>> Begin
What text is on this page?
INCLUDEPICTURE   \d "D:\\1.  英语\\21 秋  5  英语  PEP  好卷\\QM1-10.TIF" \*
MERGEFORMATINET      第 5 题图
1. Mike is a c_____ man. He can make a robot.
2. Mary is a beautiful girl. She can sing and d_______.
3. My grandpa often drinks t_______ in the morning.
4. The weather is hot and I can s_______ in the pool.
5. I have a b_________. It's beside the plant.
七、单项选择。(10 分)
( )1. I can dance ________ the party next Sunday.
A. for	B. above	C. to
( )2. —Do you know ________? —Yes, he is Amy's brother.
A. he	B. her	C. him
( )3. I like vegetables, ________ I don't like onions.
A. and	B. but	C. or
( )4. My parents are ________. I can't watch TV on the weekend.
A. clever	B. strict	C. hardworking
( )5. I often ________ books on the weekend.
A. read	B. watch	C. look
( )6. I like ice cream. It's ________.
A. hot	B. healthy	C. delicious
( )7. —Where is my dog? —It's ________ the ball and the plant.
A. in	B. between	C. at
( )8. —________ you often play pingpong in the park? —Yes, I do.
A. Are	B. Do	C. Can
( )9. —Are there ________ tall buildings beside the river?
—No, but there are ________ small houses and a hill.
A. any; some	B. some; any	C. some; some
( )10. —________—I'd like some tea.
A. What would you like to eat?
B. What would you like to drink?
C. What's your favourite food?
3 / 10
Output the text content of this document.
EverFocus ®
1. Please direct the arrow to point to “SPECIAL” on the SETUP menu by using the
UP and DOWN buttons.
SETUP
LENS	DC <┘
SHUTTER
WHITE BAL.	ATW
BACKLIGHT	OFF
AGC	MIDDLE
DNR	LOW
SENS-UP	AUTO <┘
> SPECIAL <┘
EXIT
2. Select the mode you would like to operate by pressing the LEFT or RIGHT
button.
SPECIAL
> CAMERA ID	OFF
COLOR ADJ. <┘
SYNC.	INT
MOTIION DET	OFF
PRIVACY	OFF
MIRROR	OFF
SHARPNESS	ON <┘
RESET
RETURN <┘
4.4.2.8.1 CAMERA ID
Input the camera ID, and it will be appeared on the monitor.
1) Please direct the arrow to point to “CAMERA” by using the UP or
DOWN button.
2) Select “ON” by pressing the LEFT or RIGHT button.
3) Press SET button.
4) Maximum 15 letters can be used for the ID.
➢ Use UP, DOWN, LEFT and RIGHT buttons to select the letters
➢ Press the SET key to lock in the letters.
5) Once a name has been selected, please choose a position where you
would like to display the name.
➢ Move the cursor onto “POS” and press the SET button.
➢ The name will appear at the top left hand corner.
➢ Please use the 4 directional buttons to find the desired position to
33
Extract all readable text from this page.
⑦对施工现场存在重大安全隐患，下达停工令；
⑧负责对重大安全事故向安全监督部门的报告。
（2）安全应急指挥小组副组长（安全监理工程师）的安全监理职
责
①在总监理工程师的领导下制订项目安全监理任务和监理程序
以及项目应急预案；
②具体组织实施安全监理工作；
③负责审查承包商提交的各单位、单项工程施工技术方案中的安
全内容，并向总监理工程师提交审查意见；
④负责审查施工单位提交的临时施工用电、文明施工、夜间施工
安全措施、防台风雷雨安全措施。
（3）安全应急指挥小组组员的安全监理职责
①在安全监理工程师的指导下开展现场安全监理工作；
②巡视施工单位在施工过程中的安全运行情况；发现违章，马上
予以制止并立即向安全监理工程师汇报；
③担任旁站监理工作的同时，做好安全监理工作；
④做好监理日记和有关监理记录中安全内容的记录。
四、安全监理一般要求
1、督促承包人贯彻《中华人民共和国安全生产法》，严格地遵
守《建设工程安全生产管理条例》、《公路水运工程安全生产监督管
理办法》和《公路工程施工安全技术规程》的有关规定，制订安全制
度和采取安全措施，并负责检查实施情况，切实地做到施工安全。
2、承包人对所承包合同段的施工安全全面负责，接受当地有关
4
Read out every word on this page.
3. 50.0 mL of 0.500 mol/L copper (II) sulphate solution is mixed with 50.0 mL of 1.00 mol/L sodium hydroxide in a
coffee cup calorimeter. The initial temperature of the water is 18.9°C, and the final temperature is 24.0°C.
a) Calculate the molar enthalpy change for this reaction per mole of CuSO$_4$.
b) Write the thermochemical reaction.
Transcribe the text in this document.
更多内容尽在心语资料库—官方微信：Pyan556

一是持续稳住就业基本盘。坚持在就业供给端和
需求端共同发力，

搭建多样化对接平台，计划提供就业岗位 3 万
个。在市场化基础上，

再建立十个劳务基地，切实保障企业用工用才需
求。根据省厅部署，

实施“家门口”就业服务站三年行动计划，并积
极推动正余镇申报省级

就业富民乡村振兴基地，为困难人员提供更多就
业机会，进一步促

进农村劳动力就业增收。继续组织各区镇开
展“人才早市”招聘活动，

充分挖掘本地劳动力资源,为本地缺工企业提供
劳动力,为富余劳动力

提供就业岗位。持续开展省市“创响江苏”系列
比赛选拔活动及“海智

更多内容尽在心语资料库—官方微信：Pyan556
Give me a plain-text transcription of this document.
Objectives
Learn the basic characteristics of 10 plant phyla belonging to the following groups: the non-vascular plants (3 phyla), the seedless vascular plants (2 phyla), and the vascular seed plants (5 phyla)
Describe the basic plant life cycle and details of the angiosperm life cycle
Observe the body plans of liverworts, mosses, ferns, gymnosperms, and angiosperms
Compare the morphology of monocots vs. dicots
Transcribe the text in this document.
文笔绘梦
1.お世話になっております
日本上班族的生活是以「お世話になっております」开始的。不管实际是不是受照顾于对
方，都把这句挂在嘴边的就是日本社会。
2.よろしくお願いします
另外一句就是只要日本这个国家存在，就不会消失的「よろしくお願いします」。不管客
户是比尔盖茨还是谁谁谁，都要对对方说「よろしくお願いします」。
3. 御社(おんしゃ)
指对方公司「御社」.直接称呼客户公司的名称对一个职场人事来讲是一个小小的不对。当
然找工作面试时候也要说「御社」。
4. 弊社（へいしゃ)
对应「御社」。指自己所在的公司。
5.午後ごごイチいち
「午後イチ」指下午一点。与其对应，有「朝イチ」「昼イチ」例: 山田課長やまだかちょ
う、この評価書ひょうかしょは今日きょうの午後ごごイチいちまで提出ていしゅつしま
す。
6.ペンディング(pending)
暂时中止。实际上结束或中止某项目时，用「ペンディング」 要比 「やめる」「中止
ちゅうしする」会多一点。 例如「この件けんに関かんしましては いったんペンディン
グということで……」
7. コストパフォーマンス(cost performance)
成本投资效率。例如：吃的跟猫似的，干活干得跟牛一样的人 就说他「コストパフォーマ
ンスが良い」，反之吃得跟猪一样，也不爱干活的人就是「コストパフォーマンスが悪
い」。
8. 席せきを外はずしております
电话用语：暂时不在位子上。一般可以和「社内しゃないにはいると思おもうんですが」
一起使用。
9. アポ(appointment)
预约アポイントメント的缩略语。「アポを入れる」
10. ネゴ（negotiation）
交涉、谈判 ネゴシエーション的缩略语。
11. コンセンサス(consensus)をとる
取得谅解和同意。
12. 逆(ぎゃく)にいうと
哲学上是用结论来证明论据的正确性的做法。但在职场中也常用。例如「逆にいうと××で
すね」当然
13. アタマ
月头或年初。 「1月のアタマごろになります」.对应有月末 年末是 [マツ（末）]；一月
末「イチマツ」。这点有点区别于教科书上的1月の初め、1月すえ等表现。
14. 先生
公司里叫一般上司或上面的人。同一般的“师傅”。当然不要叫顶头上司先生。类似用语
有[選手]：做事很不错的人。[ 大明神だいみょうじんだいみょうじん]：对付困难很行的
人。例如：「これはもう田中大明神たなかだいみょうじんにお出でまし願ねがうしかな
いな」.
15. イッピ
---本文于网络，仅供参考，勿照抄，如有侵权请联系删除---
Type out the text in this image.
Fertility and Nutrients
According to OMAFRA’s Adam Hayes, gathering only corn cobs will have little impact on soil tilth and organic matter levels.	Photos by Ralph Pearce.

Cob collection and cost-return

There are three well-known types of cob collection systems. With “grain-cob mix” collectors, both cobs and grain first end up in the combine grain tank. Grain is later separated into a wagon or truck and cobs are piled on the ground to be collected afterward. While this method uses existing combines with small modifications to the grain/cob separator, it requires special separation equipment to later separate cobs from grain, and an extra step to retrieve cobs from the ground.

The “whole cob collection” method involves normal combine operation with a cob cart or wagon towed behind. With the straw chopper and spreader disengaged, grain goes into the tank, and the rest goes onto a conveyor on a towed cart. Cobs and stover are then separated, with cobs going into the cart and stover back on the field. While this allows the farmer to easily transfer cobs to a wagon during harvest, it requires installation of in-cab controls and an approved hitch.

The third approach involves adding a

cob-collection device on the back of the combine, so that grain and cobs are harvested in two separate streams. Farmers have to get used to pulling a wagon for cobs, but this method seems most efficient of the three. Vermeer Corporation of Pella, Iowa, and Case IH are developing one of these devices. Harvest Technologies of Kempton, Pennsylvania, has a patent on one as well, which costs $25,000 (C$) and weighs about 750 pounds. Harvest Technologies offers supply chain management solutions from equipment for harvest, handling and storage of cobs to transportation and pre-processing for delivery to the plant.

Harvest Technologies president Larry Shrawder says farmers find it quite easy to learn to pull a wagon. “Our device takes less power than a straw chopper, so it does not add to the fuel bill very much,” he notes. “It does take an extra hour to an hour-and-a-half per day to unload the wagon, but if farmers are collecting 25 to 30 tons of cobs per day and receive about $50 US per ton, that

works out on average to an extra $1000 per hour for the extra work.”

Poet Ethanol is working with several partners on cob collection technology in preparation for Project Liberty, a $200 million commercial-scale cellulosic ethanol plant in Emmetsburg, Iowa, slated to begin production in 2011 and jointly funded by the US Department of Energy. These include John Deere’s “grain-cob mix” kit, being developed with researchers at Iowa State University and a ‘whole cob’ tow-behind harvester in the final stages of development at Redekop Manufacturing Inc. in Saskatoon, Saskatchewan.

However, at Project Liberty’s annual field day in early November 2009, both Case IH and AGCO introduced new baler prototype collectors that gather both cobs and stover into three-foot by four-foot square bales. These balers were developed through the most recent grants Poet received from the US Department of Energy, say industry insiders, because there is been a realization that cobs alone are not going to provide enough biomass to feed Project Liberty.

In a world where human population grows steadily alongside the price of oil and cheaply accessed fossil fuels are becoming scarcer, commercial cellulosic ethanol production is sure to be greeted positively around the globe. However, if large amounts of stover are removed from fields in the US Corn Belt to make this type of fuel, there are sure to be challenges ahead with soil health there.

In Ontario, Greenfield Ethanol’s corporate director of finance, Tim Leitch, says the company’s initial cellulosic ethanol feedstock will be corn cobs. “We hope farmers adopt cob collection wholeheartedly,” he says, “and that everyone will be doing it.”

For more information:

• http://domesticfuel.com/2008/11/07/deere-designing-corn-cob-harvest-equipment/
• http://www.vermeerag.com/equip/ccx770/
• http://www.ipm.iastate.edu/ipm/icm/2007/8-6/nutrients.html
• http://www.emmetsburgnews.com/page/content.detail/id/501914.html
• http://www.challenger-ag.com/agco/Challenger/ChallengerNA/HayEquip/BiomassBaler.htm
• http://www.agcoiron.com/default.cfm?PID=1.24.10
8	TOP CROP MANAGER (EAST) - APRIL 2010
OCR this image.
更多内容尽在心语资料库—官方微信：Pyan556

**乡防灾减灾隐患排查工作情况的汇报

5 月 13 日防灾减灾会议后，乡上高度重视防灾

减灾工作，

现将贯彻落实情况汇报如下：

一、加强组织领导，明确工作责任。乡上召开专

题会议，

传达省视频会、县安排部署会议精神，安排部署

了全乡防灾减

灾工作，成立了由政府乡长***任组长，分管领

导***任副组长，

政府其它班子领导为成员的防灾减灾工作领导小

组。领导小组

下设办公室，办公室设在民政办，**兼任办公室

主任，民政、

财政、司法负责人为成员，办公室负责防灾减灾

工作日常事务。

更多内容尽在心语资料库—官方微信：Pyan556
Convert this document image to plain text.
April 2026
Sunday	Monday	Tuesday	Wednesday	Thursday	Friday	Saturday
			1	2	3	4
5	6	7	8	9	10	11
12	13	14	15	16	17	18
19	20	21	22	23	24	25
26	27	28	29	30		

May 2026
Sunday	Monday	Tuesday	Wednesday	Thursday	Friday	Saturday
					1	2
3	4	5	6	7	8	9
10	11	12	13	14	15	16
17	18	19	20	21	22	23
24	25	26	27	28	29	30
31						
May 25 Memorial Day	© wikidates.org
>> End
_EXERCISE INSTRUCTIONS_
List each line holding the string "Poet".

_SOLUTION TO THE EXERCISE_
Poet Ethanol is working with several partners on cob collection technology in preparation for Project Liberty, a $200 million commercial-scale cellulosic ethanol plant in Emmetsburg, Iowa, slated to begin production in 2011 and jointly funded by the US Department of Energy. These include John Deere’s “grain-cob mix” kit, being developed with researchers at Iowa State University and a ‘whole cob’ tow-behind harvester in the final stages of development at Redekop Manufacturing Inc. in Saskatoon, Saskatchewan.
However, at Project Liberty’s annual field day in early November 2009, both Case IH and AGCO introduced new baler prototype collectors that gather both cobs and stover into three-foot by four-foot square bales. These balers were developed through the most recent grants Poet received from the US Department of Energy, say industry insiders, because there is been a realization that cobs alone are not going to provide enough biomass to feed Project Liberty.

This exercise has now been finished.